Problem to solve: Copy every one of the following items, keeping each line precisely as it appears.

Supplied material:
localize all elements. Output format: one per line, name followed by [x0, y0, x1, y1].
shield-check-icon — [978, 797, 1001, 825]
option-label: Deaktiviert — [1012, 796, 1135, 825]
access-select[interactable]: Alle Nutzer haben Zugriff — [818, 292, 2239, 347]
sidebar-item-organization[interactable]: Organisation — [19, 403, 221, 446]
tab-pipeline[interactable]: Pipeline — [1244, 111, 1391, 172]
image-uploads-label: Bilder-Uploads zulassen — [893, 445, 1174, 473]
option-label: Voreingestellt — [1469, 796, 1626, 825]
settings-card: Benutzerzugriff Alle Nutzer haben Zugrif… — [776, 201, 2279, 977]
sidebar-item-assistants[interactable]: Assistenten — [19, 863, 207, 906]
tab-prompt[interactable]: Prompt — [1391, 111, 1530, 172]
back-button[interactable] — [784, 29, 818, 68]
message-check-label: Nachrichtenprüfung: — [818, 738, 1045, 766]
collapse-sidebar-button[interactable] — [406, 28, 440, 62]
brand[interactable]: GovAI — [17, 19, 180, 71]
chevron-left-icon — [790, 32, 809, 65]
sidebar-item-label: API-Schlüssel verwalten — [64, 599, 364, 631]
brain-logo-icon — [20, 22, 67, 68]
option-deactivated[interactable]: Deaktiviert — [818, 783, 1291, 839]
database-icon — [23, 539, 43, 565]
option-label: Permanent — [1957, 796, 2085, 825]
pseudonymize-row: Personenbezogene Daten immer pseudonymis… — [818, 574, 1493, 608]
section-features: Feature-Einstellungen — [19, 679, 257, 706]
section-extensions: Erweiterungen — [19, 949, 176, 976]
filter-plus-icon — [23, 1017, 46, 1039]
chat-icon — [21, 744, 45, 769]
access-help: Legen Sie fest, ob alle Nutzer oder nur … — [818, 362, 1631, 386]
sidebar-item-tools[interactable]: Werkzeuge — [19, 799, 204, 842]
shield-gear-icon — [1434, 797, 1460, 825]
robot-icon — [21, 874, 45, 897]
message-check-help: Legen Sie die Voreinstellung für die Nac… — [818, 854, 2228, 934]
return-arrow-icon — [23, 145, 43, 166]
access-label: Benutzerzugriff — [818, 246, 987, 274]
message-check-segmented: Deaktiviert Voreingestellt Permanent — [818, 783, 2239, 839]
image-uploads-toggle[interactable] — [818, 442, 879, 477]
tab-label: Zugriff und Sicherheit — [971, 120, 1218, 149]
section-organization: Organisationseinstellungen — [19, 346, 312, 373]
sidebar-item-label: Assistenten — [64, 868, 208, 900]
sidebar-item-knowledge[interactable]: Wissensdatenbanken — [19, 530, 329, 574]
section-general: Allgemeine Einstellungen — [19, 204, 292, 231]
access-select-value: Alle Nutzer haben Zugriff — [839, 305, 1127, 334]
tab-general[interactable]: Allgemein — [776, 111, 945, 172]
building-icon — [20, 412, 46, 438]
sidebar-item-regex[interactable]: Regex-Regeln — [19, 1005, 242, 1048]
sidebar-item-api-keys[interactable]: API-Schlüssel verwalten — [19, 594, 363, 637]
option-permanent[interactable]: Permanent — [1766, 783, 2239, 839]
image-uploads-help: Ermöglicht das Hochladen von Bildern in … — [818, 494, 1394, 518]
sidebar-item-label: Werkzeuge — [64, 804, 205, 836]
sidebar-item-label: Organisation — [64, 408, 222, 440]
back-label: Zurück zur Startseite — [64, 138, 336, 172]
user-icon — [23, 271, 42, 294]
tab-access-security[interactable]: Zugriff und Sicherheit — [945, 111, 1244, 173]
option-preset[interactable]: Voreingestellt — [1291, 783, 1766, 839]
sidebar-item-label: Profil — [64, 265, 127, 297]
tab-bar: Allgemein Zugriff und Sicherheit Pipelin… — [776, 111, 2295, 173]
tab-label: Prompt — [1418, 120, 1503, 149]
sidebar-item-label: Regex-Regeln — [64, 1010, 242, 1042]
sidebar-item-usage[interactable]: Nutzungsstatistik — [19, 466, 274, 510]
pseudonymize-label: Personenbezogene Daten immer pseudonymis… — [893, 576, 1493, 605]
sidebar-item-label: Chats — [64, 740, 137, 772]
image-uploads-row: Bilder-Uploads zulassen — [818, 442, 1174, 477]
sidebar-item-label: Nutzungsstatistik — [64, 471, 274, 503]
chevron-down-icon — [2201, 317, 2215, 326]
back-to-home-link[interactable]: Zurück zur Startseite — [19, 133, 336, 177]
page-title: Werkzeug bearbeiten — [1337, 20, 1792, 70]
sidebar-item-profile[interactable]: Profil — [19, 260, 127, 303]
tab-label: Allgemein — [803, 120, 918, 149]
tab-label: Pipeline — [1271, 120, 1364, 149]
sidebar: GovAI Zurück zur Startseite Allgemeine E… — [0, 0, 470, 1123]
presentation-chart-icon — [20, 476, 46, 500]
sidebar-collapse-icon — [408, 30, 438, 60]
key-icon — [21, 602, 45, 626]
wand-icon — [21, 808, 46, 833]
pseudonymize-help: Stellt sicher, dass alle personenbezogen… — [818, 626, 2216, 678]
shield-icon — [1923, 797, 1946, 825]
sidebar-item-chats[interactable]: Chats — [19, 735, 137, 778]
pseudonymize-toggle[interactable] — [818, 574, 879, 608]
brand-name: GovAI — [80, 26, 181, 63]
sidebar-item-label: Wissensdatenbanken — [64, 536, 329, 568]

Task response:
localize all elements. Output format: one per line, name followed by [x0, y0, x1, y1].
shield-check-icon — [978, 797, 1001, 825]
option-label: Deaktiviert — [1012, 796, 1135, 825]
access-select[interactable]: Alle Nutzer haben Zugriff — [818, 292, 2239, 347]
sidebar-item-organization[interactable]: Organisation — [19, 403, 221, 446]
tab-pipeline[interactable]: Pipeline — [1244, 111, 1391, 172]
image-uploads-label: Bilder-Uploads zulassen — [893, 445, 1174, 473]
option-label: Voreingestellt — [1469, 796, 1626, 825]
settings-card: Benutzerzugriff Alle Nutzer haben Zugrif… — [776, 201, 2279, 977]
sidebar-item-assistants[interactable]: Assistenten — [19, 863, 207, 906]
tab-prompt[interactable]: Prompt — [1391, 111, 1530, 172]
back-button[interactable] — [784, 29, 818, 68]
message-check-label: Nachrichtenprüfung: — [818, 738, 1045, 766]
collapse-sidebar-button[interactable] — [406, 28, 440, 62]
brand[interactable]: GovAI — [17, 19, 180, 71]
chevron-left-icon — [790, 32, 809, 65]
sidebar-item-label: API-Schlüssel verwalten — [64, 599, 364, 631]
brain-logo-icon — [20, 22, 67, 68]
option-deactivated[interactable]: Deaktiviert — [818, 783, 1291, 839]
database-icon — [23, 539, 43, 565]
option-label: Permanent — [1957, 796, 2085, 825]
pseudonymize-row: Personenbezogene Daten immer pseudonymis… — [818, 574, 1493, 608]
section-features: Feature-Einstellungen — [19, 679, 257, 706]
section-extensions: Erweiterungen — [19, 949, 176, 976]
filter-plus-icon — [23, 1017, 46, 1039]
chat-icon — [21, 744, 45, 769]
access-help: Legen Sie fest, ob alle Nutzer oder nur … — [818, 362, 1631, 386]
sidebar-item-tools[interactable]: Werkzeuge — [19, 799, 204, 842]
shield-gear-icon — [1434, 797, 1460, 825]
robot-icon — [21, 874, 45, 897]
message-check-help: Legen Sie die Voreinstellung für die Nac… — [818, 854, 2228, 934]
return-arrow-icon — [23, 145, 43, 166]
access-label: Benutzerzugriff — [818, 246, 987, 274]
message-check-segmented: Deaktiviert Voreingestellt Permanent — [818, 783, 2239, 839]
image-uploads-toggle[interactable] — [818, 442, 879, 477]
tab-label: Zugriff und Sicherheit — [971, 120, 1218, 149]
section-organization: Organisationseinstellungen — [19, 346, 312, 373]
sidebar-item-label: Assistenten — [64, 868, 208, 900]
sidebar-item-knowledge[interactable]: Wissensdatenbanken — [19, 530, 329, 574]
section-general: Allgemeine Einstellungen — [19, 204, 292, 231]
access-select-value: Alle Nutzer haben Zugriff — [839, 305, 1127, 334]
tab-general[interactable]: Allgemein — [776, 111, 945, 172]
building-icon — [20, 412, 46, 438]
sidebar-item-regex[interactable]: Regex-Regeln — [19, 1005, 242, 1048]
sidebar-item-api-keys[interactable]: API-Schlüssel verwalten — [19, 594, 363, 637]
option-permanent[interactable]: Permanent — [1766, 783, 2239, 839]
image-uploads-help: Ermöglicht das Hochladen von Bildern in … — [818, 494, 1394, 518]
sidebar-item-label: Werkzeuge — [64, 804, 205, 836]
sidebar-item-label: Organisation — [64, 408, 222, 440]
back-label: Zurück zur Startseite — [64, 138, 336, 172]
user-icon — [23, 271, 42, 294]
tab-access-security[interactable]: Zugriff und Sicherheit — [945, 111, 1244, 173]
option-preset[interactable]: Voreingestellt — [1291, 783, 1766, 839]
sidebar-item-label: Profil — [64, 265, 127, 297]
tab-bar: Allgemein Zugriff und Sicherheit Pipelin… — [776, 111, 2295, 173]
tab-label: Prompt — [1418, 120, 1503, 149]
sidebar-item-label: Regex-Regeln — [64, 1010, 242, 1042]
sidebar-item-usage[interactable]: Nutzungsstatistik — [19, 466, 274, 510]
pseudonymize-label: Personenbezogene Daten immer pseudonymis… — [893, 576, 1493, 605]
sidebar-item-label: Chats — [64, 740, 137, 772]
image-uploads-row: Bilder-Uploads zulassen — [818, 442, 1174, 477]
sidebar-item-label: Nutzungsstatistik — [64, 471, 274, 503]
chevron-down-icon — [2201, 317, 2215, 326]
back-to-home-link[interactable]: Zurück zur Startseite — [19, 133, 336, 177]
page-title: Werkzeug bearbeiten — [1337, 20, 1792, 70]
sidebar-item-profile[interactable]: Profil — [19, 260, 127, 303]
tab-label: Allgemein — [803, 120, 918, 149]
tab-label: Pipeline — [1271, 120, 1364, 149]
sidebar: GovAI Zurück zur Startseite Allgemeine E… — [0, 0, 470, 1123]
presentation-chart-icon — [20, 476, 46, 500]
sidebar-collapse-icon — [408, 30, 438, 60]
key-icon — [21, 602, 45, 626]
wand-icon — [21, 808, 46, 833]
pseudonymize-help: Stellt sicher, dass alle personenbezogen… — [818, 626, 2216, 678]
shield-icon — [1923, 797, 1946, 825]
sidebar-item-chats[interactable]: Chats — [19, 735, 137, 778]
pseudonymize-toggle[interactable] — [818, 574, 879, 608]
brand-name: GovAI — [80, 26, 181, 63]
sidebar-item-label: Wissensdatenbanken — [64, 536, 329, 568]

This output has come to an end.